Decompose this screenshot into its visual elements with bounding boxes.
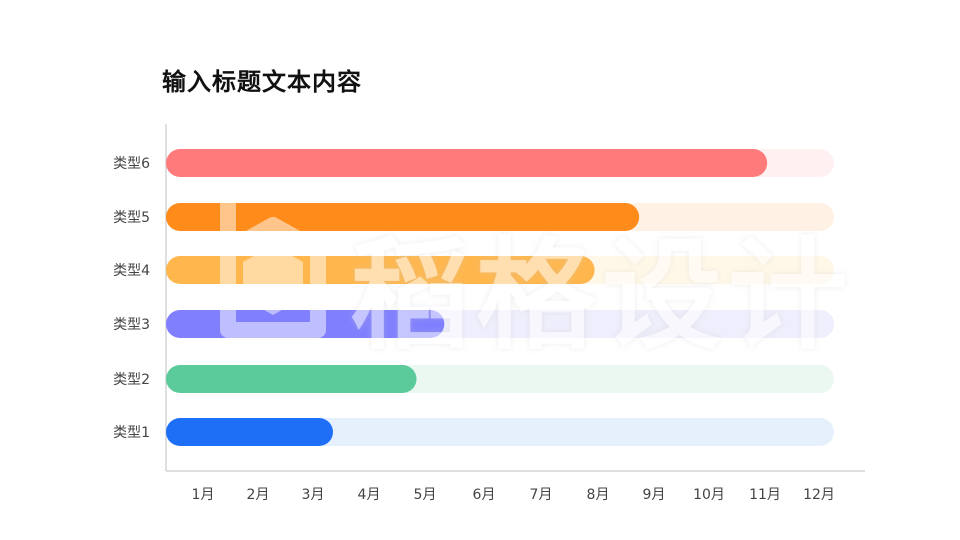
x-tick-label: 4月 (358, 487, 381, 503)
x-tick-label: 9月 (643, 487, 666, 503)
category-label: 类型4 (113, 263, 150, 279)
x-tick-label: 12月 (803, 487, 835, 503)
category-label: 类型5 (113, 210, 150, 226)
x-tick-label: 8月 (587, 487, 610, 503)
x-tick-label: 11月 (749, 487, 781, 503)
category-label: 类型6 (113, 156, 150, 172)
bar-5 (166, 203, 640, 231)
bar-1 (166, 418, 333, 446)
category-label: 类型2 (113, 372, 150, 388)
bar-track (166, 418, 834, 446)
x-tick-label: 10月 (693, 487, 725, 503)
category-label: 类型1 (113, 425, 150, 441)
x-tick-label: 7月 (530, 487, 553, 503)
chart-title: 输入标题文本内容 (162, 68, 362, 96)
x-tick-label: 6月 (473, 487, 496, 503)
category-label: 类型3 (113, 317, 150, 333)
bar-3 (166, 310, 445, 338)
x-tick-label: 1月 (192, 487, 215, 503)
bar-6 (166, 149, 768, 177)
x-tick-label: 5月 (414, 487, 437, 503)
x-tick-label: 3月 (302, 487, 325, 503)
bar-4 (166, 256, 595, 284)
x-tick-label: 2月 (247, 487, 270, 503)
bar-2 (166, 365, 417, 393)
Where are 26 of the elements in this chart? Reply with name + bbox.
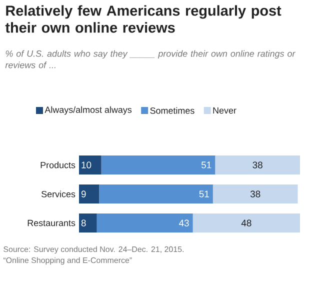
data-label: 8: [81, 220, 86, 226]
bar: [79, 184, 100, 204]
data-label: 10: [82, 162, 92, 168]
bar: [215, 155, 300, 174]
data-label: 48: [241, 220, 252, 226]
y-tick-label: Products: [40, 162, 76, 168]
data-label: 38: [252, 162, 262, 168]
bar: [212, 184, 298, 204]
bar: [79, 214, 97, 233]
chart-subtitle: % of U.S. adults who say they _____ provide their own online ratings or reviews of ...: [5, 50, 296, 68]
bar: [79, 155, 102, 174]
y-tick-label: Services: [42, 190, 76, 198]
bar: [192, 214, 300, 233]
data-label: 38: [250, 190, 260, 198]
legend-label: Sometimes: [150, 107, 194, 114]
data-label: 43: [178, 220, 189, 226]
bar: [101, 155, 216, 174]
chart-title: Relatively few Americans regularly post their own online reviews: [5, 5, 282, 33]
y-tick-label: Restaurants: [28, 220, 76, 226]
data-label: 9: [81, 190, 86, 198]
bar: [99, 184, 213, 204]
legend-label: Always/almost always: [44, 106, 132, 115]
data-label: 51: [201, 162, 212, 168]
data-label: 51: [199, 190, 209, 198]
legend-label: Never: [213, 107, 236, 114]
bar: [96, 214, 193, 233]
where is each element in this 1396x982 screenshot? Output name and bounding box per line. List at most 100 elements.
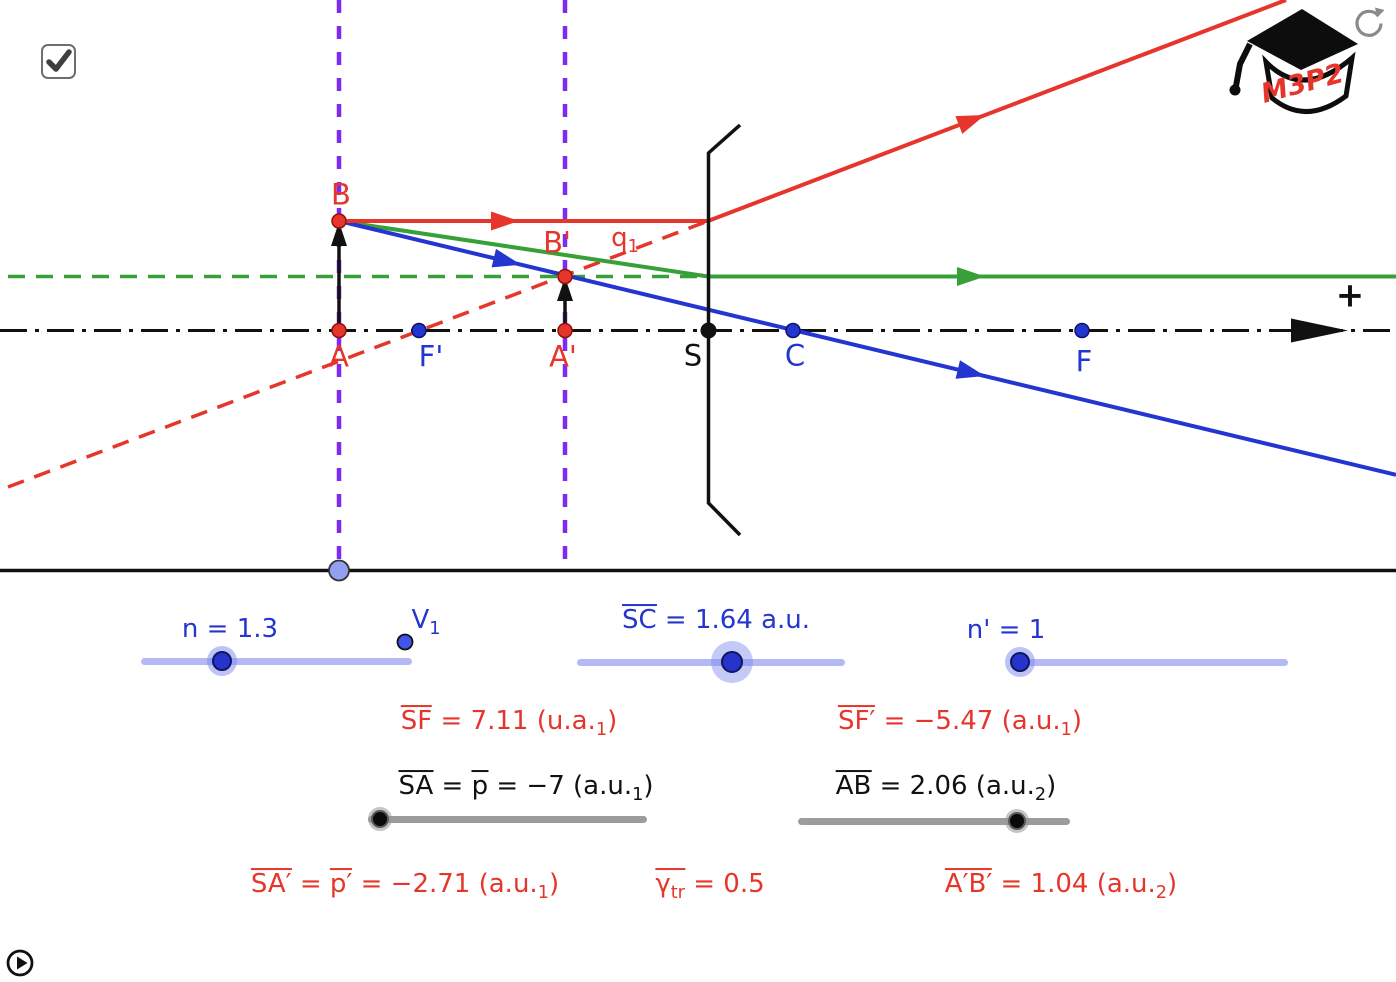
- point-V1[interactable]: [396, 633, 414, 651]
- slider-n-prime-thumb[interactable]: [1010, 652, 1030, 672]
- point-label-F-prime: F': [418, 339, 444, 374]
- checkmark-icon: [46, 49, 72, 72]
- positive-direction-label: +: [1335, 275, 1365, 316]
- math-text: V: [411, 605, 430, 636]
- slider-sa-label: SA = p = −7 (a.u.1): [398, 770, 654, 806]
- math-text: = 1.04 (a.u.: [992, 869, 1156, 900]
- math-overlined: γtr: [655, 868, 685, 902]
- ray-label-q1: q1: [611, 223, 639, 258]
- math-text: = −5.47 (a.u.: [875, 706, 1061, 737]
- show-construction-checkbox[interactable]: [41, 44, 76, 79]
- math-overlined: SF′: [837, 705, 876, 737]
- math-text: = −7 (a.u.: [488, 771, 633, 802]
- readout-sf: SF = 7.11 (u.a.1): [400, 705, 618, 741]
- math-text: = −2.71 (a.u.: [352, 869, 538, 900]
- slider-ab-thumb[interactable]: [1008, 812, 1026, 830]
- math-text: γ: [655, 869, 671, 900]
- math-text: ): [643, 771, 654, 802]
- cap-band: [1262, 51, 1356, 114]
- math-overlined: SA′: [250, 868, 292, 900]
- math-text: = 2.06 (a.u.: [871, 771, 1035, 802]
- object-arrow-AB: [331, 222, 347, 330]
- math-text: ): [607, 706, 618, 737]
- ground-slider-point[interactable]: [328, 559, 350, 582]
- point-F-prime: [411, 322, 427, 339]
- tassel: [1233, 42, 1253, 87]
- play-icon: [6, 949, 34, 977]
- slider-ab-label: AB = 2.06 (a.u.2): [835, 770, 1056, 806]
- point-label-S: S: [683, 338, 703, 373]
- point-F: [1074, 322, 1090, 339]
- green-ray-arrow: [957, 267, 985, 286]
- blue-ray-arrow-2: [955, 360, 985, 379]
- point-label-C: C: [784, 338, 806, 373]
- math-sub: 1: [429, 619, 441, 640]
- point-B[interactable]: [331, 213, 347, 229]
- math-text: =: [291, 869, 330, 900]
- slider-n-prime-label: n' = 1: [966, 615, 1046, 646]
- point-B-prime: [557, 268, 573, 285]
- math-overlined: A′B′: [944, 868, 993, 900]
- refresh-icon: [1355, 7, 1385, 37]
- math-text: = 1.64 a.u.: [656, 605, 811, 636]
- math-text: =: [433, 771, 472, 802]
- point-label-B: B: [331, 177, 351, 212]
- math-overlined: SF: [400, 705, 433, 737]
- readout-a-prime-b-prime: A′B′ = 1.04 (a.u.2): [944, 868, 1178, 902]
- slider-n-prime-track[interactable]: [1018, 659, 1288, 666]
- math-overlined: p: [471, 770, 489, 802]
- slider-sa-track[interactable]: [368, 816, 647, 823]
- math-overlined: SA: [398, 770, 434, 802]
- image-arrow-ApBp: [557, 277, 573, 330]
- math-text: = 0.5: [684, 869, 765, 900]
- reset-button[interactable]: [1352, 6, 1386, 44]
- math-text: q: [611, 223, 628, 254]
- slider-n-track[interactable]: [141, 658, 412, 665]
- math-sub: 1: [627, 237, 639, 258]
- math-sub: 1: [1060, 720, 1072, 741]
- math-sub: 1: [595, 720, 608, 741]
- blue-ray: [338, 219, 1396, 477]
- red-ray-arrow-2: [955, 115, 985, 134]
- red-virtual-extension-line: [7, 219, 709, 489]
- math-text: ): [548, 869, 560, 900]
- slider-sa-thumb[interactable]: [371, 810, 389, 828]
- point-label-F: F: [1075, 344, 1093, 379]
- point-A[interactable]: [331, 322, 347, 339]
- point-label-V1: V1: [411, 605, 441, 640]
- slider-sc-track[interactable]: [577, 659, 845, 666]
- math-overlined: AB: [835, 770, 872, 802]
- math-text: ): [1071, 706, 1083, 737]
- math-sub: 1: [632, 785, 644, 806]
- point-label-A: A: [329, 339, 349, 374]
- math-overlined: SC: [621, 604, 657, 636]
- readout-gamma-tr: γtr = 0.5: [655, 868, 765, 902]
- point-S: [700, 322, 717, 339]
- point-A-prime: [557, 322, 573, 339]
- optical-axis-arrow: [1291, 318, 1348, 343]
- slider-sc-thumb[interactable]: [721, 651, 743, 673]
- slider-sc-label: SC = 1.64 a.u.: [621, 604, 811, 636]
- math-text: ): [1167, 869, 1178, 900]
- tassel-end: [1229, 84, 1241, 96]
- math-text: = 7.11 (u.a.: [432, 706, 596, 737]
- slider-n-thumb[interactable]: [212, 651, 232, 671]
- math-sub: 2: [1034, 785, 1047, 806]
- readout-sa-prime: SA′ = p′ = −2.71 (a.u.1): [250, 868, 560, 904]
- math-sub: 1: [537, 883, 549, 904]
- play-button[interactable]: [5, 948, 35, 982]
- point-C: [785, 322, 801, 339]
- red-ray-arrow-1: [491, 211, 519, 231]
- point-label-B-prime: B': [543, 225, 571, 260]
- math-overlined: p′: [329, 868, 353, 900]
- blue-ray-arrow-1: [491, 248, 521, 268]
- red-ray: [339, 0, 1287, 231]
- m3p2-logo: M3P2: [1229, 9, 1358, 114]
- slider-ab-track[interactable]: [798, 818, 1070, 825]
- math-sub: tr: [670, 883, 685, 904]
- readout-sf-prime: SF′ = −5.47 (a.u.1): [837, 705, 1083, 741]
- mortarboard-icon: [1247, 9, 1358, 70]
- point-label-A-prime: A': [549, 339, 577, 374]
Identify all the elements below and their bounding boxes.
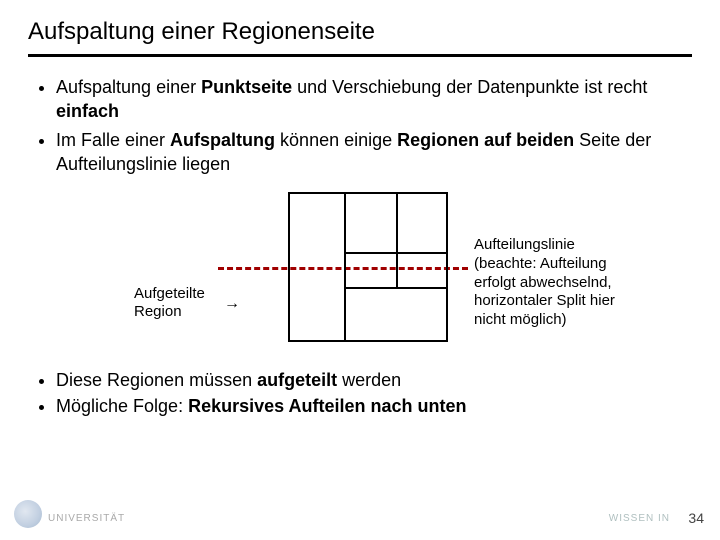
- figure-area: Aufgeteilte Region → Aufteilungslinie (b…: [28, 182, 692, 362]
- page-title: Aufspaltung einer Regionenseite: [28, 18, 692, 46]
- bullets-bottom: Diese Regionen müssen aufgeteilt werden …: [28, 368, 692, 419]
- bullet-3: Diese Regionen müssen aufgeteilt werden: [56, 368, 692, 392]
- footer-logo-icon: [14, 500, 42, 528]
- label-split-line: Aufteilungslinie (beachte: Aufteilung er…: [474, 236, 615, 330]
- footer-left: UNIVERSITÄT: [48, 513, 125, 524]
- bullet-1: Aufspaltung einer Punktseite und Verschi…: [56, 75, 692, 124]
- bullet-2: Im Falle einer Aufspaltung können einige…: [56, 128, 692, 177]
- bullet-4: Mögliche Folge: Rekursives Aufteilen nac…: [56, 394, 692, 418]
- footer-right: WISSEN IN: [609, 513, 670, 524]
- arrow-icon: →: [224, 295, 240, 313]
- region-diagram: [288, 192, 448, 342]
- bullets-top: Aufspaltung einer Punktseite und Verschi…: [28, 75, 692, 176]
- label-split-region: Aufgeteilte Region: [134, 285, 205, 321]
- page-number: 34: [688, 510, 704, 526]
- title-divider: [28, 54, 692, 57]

#### DIRECTION
Reproduce the lines without any change, starting at the line that contains "x-tick-label: 4月 (358, 487, 381, 503)" and stopping after the line that contains "category-label: 类型1 (113, 425, 150, 441)".

#### ANSWER TO THE TASK
x-tick-label: 4月 (358, 487, 381, 503)
x-tick-label: 9月 (643, 487, 666, 503)
category-label: 类型4 (113, 263, 150, 279)
x-tick-label: 12月 (803, 487, 835, 503)
category-label: 类型5 (113, 210, 150, 226)
x-tick-label: 8月 (587, 487, 610, 503)
x-tick-label: 11月 (749, 487, 781, 503)
category-label: 类型6 (113, 156, 150, 172)
bar-5 (166, 203, 640, 231)
bar-1 (166, 418, 333, 446)
category-label: 类型2 (113, 372, 150, 388)
bar-track (166, 418, 834, 446)
x-tick-label: 10月 (693, 487, 725, 503)
category-label: 类型1 (113, 425, 150, 441)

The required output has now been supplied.